--- start MATERIAL FOR THE TASK ---
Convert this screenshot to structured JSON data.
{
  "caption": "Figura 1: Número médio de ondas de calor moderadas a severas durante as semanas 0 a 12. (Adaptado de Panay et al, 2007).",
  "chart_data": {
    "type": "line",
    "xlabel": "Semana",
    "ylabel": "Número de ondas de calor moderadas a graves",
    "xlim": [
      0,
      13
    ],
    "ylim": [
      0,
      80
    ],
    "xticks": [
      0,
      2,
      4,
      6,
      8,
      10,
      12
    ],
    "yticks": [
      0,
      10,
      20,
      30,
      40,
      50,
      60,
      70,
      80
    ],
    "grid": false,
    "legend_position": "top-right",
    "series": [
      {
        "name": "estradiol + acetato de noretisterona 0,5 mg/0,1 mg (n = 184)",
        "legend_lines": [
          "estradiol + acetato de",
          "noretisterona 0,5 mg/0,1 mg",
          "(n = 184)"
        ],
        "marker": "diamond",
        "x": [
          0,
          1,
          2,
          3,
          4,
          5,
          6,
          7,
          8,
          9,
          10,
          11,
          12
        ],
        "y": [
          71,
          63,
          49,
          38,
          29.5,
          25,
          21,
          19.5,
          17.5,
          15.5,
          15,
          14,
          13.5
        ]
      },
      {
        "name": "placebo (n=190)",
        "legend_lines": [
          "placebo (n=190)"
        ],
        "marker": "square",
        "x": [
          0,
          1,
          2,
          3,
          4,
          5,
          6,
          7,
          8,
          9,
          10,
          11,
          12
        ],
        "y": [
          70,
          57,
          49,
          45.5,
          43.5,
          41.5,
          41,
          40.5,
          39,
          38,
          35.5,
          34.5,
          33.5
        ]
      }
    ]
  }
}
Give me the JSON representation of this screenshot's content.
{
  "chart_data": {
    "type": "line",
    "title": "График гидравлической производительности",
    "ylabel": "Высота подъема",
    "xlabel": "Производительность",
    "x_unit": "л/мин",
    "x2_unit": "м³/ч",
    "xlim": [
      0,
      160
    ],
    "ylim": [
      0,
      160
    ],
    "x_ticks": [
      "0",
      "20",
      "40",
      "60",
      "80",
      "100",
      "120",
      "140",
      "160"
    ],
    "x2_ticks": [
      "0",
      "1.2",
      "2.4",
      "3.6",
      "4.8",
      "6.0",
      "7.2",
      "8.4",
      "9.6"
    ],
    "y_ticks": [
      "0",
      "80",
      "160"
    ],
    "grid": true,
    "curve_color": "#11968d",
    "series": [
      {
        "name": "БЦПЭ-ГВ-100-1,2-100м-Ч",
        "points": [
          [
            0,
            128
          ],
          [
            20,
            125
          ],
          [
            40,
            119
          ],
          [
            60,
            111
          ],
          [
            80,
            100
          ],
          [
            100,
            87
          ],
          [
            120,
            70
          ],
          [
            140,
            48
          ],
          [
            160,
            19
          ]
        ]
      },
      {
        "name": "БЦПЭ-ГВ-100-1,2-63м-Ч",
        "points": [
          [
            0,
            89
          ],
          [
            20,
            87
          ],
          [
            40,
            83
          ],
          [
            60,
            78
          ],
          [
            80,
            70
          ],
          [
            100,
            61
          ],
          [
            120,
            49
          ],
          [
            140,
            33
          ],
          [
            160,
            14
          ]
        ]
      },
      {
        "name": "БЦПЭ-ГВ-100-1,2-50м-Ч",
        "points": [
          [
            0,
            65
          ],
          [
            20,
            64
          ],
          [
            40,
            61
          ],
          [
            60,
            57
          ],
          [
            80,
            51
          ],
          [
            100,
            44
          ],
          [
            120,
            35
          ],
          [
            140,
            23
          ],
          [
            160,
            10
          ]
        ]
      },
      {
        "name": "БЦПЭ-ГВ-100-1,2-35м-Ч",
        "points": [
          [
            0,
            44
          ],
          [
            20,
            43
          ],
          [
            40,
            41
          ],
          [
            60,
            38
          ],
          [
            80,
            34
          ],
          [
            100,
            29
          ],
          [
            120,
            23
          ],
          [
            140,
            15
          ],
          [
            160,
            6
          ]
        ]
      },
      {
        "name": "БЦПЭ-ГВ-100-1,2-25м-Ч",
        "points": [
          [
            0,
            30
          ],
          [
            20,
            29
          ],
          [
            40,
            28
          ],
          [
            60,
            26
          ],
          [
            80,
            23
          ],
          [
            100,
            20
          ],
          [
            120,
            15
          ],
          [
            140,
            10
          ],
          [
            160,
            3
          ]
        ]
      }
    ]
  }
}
--- end MATERIAL FOR THE TASK ---
REQUIRED TASK: Locate the word "this" in the entries, and copy every line where it is found.

OUTPUT OF THE EXERCISE:
Convert this screenshot to structured JSON data.
Give me the JSON representation of this screenshot's content.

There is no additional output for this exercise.